▶ RECORDS FOR THE TASK
------------------------

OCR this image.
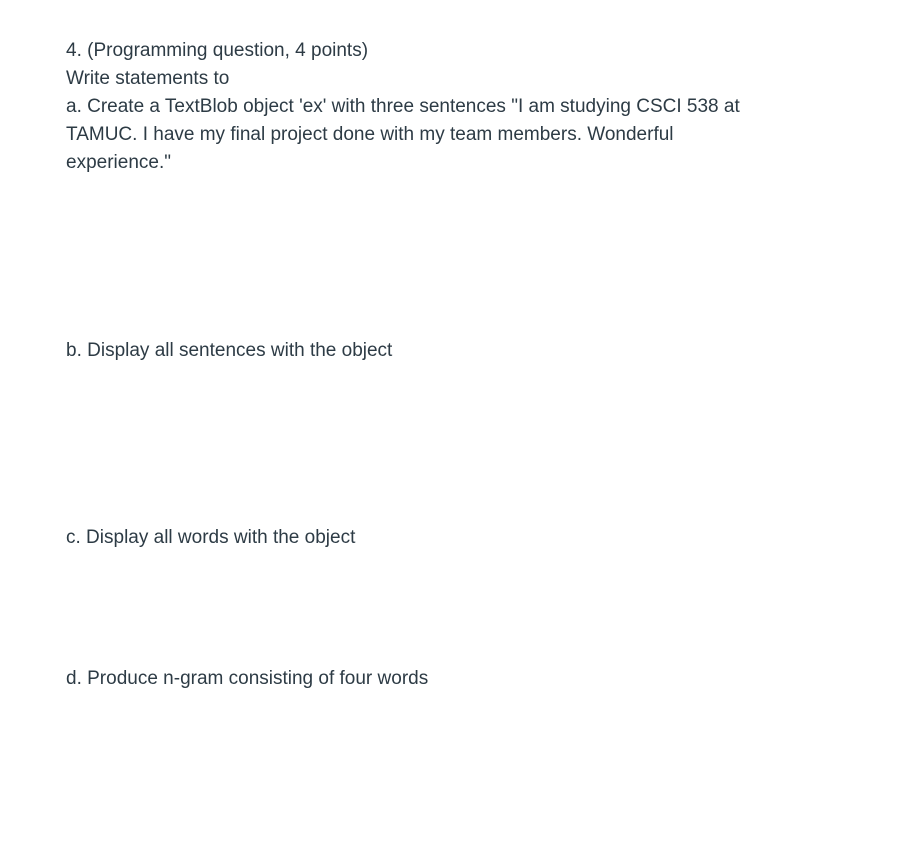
4. (Programming question, 4 points)

Write statements to

a. Create a TextBlob object 'ex' with three sentences "I am studying CSCI 538 at

TAMUC. I have my final project done with my team members. Wonderful

experience."

b. Display all sentences with the object

c. Display all words with the object

d. Produce n-gram consisting of four words
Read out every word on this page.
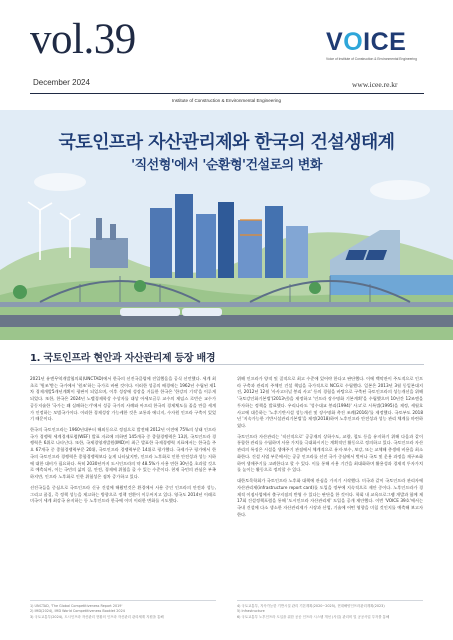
vol.39
December 2024
VOICE
Voice of Institute of Construction & Environmental Engineering
www.icee.re.kr
Institute of Construction & Environmental Engineering
국토인프라 자산관리제와 한국의 건설생태계
'직선형'에서 '순환형'건설로의 변화
1. 국토인프라 현안과 자산관리제 등장 배경

2021년 유엔무역개발협의회(UNCTAD)에서 한국의 선진국클럽에 진입했음을 공식 선언했다. 세계 최초로 '원조'받는 국가에서 '원조'하는 국가로 바뀐 것이다. 이러한 성공의 배경에는 1962년 수립된 제1차 경제개발5개년계획이 평판이 되었으며, 이후 성장에 성장을 거듭한 한국은 '한강의 기적'을 이루게 되었다. 또한, 한국은 2024년 노벨경제학상 수상자를 대상 아세모글루 교수의 제임스 로빈슨 교수가 공동저술한 '국가는 왜 실패하는가'에서 성공 국가의 사례와 아프리 한국의 경제체도를 꼽을 만큼 세계가 인정하는 모범국가이다. 이러한 경제성장 가능케한 것은 교통과 에너지, 수자원 인프라 구축이 있었기 때문이다.

한국의 국토인프라는 1960년대부터 해외동으로 정점으로 발전해 2012년 이전에 75%의 상태 인프라 국가 경쟁력 세계경제포럼(WEF) 발표 자료에 의하면 145개국 중 종합경쟁력은 13위, 국토인프라 경쟁력은 6위로 나타난다. 또한, 국제경영개발원(IMD)이 최근 발표한 국제경쟁력 지표에서는 한국을 주요 67개국 중 종합경쟁력부문 20위, 국토인프라 경쟁력부문 14위로 평가했다. 국제가구 평가에서 한국의 국토인프라 경쟁력은 종합경쟁력보다 높게 나타났지만, 인프라 노후화로 인한 안전성과 성능 저하에 대한 대비가 필요하다. 특히 2030년까지 도시인프라의 약 48.5%가 사용 연한 30년을 초과할 것으로 예측되어, 이는 국민의 삶의 질, 안전, 경제에 위협을 줄 수 있는 수준이다. 현재 국민의 관심은 부족하지만, 인프라 노후화로 인한 위험성은 점차 증가하고 있다.

선진국들을 중심으로 국토인프라 신규 건설에 해왔던것은 환경에서 사용 중인 인프라의 안전과 성능, 그리고 품질, 즉 정책 성능을 제고하는 방향으로 정책 전환이 이루어지고 있다. 영국도 2014년 이래로 미국이 세계 최강국 유지하는 등 노후인프라 한국에 이미 이러한 변화를 시도했다.

위해 인프라가 양적 및 질적으로 최고 수준에 있어야 한다고 판단했다. 이에 백악관이 주도적으로 인프라 구축과 관리의 주체인 건설 책임을 국가적으로 NCG로 수립했다. 일본은 2013년 3월 동일본대지진, 2012년 12월 '사사고터널 붕괴 사고' 등의 경험을 바탕으로 구축된 국토인프라의 성능개선을 위해 '국토강인화기본법'(2013년)을 제정하고 '인프라 장수명화 기본계획'을 수립했으며 10년간 12조엔을 투자하는 정책을 발표했다. 우리나라도 '성수대교 붕괴(1994)' 사고'로 시특법(1995)을 제정, 세월호 사고에 대응하는 '노후기반시설 성능개선 및 장수명화 촉진 조례(2016)'를 제정했다. 국토부도 2018년 '지속가능한 기반시설관리기본법'을 제정(2018)하여 노후인프라 안전성과 성능 관리 체계를 마련하였다.

국토인프라 자산관리는 '직선적으로' 공공재의 상하수도, 교량, 철도 등을 유지하기 위해 다음과 같이 통합한 관리를 수립하며 사용 가치를 극대화시키는 계획적인 활동으로 정의하고 있다. 국토인프라 자산관리의 특징은 시설을 생애주기 관점에서 체계적으로 유지·보수, 보강, 또는 교체해 총생애 비용을 최소화한다. 건설 사업 부문에서는 공공 인프라를 선진 국가 중심에서 벗어나 국토 및 운용 과정을 재구조화하여 생애주기를 고려한다고 할 수 있다. 이를 통해 사용 기간을 최대화하며 활용성과 경제적 투자가치를 높이는 활동으로 정의할 수 있다.

대한토목학회가 국토인프라 노후화 대책에 관심을 가지기 시작했다. 미국과 같이 국토인프라 관리자에 자산관리제(infrastructure report card)를 도입을 정부에 지속적으로 제안 중이다. 노후인프라가 경제적 이점사업에서 출구지점의 반영 수 있다는 판단을 한 것이다. 학회 내 교육프로그램 개발과 함께 제17회 건설정책포럼을 통해 '도시인프라 자산관리제' 도입을 공개 제안했다. 이번 'VOICE 39호'에서는 국내 건설에 다소 생소한 자산관리제가 시장과 산업, 기술에 어떤 영향을 미칠 것인지를 예측해 보고자 한다.

1) UNCTAD, 'The Global Competitiveness Report 2019'
2) IMD(2024), IMD World Competitiveness Booklet 2024
3) 국토교통부(2024), 도시인프라 자산관리 현황의 인프라 자산관리 관리체계 지원을 통해
4) 국토교통부, 지속가능한 기반시설 관리 기본계획(2020~2025), 현대해양인프라관리계획(2023)
5) Infrastructure
6) 국토교통부 노후인프라 도입을 위한 공공 인프라 시스템 개선 (사업) 관리비 및 공공사업 투자를 통해
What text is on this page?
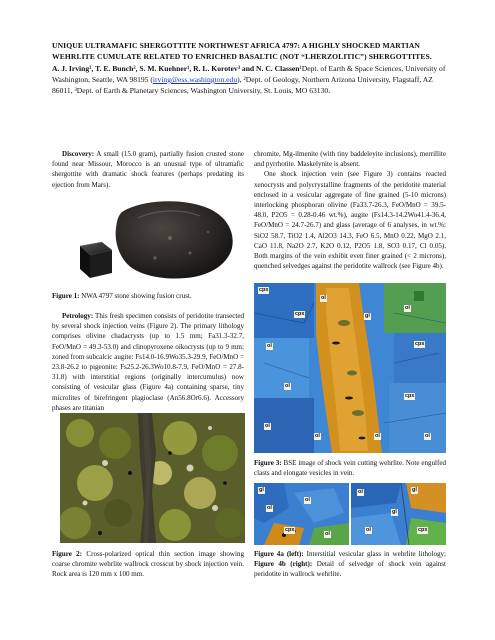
UNIQUE ULTRAMAFIC SHERGOTTITE NORTHWEST AFRICA 4797: A HIGHLY SHOCKED MARTIAN WEHRLITE CUMULATE RELATED TO ENRICHED BASALTIC (NOT “LHERZOLITIC”) SHERGOTTITES.

A. J. Irving¹, T. E. Bunch², S. M. Kuehner¹, R. L. Korotev³ and N. C. Classen¹Dept. of Earth & Space Sciences, University of Washington, Seattle, WA 98195 (irving@ess.washington.edu), ²Dept. of Geology, Northern Arizona University, Flagstaff, AZ 86011, ³Dept. of Earth & Planetary Sciences, Washington University, St. Louis, MO 63130.

Discovery: A small (15.0 gram), partially fusion crusted stone found near Missour, Morocco is an unusual type of ultramafic shergottite with dramatic shock features (perhaps predating its ejection from Mars).

Figure 1: NWA 4797 stone showing fusion crust.

Petrology: This fresh specimen consists of peridotite transected by several shock injection veins (Figure 2). The primary lithology comprises olivine chadacrysts (up to 1.5 mm; Fa31.3-32.7, FeO/MnO = 49.3-53.0) and clinopyroxene oikocrysts (up to 9 mm; zoned from subcalcic augite: Fs14.0-16.9Wo35.3-29.9, FeO/MnO = 23.8-26.2 to pigeonite: Fs25.2-26.3Wo10.8-7.9, FeO/MnO = 27.8-31.8) with interstitial regions (originally intercumulus) now consisting of vesicular glass (Figure 4a) containing sparse, tiny microlites of birefringent plagioclase (An56.8Or6.6). Accessory phases are titanian

Figure 2: Cross-polarized optical thin section image showing coarse chromite wehrlite wallrock crosscut by shock injection vein. Rock area is 120 mm x 100 mm.

chromite, Mg-ilmenite (with tiny baddeleyite inclusions), merrillite and pyrrhotite. Maskelynite is absent.

One shock injection vein (see Figure 3) contains reacted xenocrysts and polycrystalline fragments of the peridotite material enclosed in a vesicular aggregate of fine grained (5-10 microns) interlocking phosphoran olivine (Fa33.7-26.3, FeO/MnO = 39.5-48.0, P2O5 = 0.28-0.46 wt.%), augite (Fs14.3-14.2Wo41.4-36.4, FeO/MnO = 24.7-26.7) and glass (average of 6 analyses, in wt.%: SiO2 58.7, TiO2 1.4, Al2O3 14.3, FeO 6.5, MnO 0.22, MgO 2.1, CaO 11.8, Na2O 2.7, K2O 0.12, P2O5 1.8, SO3 0.17, Cl 0.05). Both margins of the vein exhibit even finer grained (< 2 microns), quenched selvedges against the peridotite wallrock (see Figure 4b).

cpx
ol
cpx	gl
ol
ol	cpx
ol
cpx
ol
ol	ol	ol

Figure 3: BSE image of shock vein cutting wehrlite. Note engulfed clasts and elongate vesicles in vein.

gl
ol
cpx
ol
ol
gl
ol
cpx
ol
gl

Figure 4a (left): Interstitial vesicular glass in wehrlite lithology; Figure 4b (right): Detail of selvedge of shock vein against peridotite in wallrock wehrlite.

------------------------

▶ EXERCISE DETAILS
For the records above, state how many lines include the string "showing", giving the number and nothing else.

▶ FINISHED ANSWER
2